-- Start RECORDED INFORMATION --

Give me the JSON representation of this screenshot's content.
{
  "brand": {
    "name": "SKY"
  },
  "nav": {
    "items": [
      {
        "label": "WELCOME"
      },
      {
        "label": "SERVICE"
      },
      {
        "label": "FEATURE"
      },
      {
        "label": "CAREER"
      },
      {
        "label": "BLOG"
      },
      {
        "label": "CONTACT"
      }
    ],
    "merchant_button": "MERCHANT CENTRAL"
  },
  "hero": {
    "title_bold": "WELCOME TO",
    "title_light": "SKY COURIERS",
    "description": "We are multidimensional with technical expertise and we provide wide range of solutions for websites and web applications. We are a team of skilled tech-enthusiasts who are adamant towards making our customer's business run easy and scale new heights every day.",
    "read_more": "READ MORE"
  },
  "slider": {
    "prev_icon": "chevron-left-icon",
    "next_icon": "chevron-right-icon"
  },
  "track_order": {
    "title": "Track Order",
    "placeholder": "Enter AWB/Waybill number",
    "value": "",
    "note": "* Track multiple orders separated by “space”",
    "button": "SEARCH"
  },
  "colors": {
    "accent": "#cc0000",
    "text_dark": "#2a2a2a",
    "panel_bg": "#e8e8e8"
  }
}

-- End RECORDED INFORMATION --

WHAT IS REQUIRED
Transcribe the whole listing with nothing added or left out.

EXPECTED OUTPUT
Give me the JSON representation of this screenshot's content.
{
  "brand": {
    "name": "SKY"
  },
  "nav": {
    "items": [
      {
        "label": "WELCOME"
      },
      {
        "label": "SERVICE"
      },
      {
        "label": "FEATURE"
      },
      {
        "label": "CAREER"
      },
      {
        "label": "BLOG"
      },
      {
        "label": "CONTACT"
      }
    ],
    "merchant_button": "MERCHANT CENTRAL"
  },
  "hero": {
    "title_bold": "WELCOME TO",
    "title_light": "SKY COURIERS",
    "description": "We are multidimensional with technical expertise and we provide wide range of solutions for websites and web applications. We are a team of skilled tech-enthusiasts who are adamant towards making our customer's business run easy and scale new heights every day.",
    "read_more": "READ MORE"
  },
  "slider": {
    "prev_icon": "chevron-left-icon",
    "next_icon": "chevron-right-icon"
  },
  "track_order": {
    "title": "Track Order",
    "placeholder": "Enter AWB/Waybill number",
    "value": "",
    "note": "* Track multiple orders separated by “space”",
    "button": "SEARCH"
  },
  "colors": {
    "accent": "#cc0000",
    "text_dark": "#2a2a2a",
    "panel_bg": "#e8e8e8"
  }
}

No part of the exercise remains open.